» SOURCE DATA:
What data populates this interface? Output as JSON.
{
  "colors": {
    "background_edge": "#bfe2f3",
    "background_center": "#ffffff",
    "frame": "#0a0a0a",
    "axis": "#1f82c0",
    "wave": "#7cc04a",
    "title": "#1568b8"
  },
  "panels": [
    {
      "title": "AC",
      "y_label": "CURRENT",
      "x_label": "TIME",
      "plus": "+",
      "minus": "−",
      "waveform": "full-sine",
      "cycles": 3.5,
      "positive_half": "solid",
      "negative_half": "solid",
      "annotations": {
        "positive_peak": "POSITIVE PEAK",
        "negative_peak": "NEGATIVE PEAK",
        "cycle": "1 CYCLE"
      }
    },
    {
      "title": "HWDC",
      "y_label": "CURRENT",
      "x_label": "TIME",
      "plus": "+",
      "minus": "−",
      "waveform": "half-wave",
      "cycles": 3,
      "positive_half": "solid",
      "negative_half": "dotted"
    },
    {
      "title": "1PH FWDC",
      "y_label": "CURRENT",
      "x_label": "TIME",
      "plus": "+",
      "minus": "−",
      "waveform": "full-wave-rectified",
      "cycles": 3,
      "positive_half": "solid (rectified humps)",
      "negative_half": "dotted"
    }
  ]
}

» YOUR OBJECTIVE:
Repeat each entry word for word.

» ANSWER BELOW:
What data populates this interface? Output as JSON.
{
  "colors": {
    "background_edge": "#bfe2f3",
    "background_center": "#ffffff",
    "frame": "#0a0a0a",
    "axis": "#1f82c0",
    "wave": "#7cc04a",
    "title": "#1568b8"
  },
  "panels": [
    {
      "title": "AC",
      "y_label": "CURRENT",
      "x_label": "TIME",
      "plus": "+",
      "minus": "−",
      "waveform": "full-sine",
      "cycles": 3.5,
      "positive_half": "solid",
      "negative_half": "solid",
      "annotations": {
        "positive_peak": "POSITIVE PEAK",
        "negative_peak": "NEGATIVE PEAK",
        "cycle": "1 CYCLE"
      }
    },
    {
      "title": "HWDC",
      "y_label": "CURRENT",
      "x_label": "TIME",
      "plus": "+",
      "minus": "−",
      "waveform": "half-wave",
      "cycles": 3,
      "positive_half": "solid",
      "negative_half": "dotted"
    },
    {
      "title": "1PH FWDC",
      "y_label": "CURRENT",
      "x_label": "TIME",
      "plus": "+",
      "minus": "−",
      "waveform": "full-wave-rectified",
      "cycles": 3,
      "positive_half": "solid (rectified humps)",
      "negative_half": "dotted"
    }
  ]
}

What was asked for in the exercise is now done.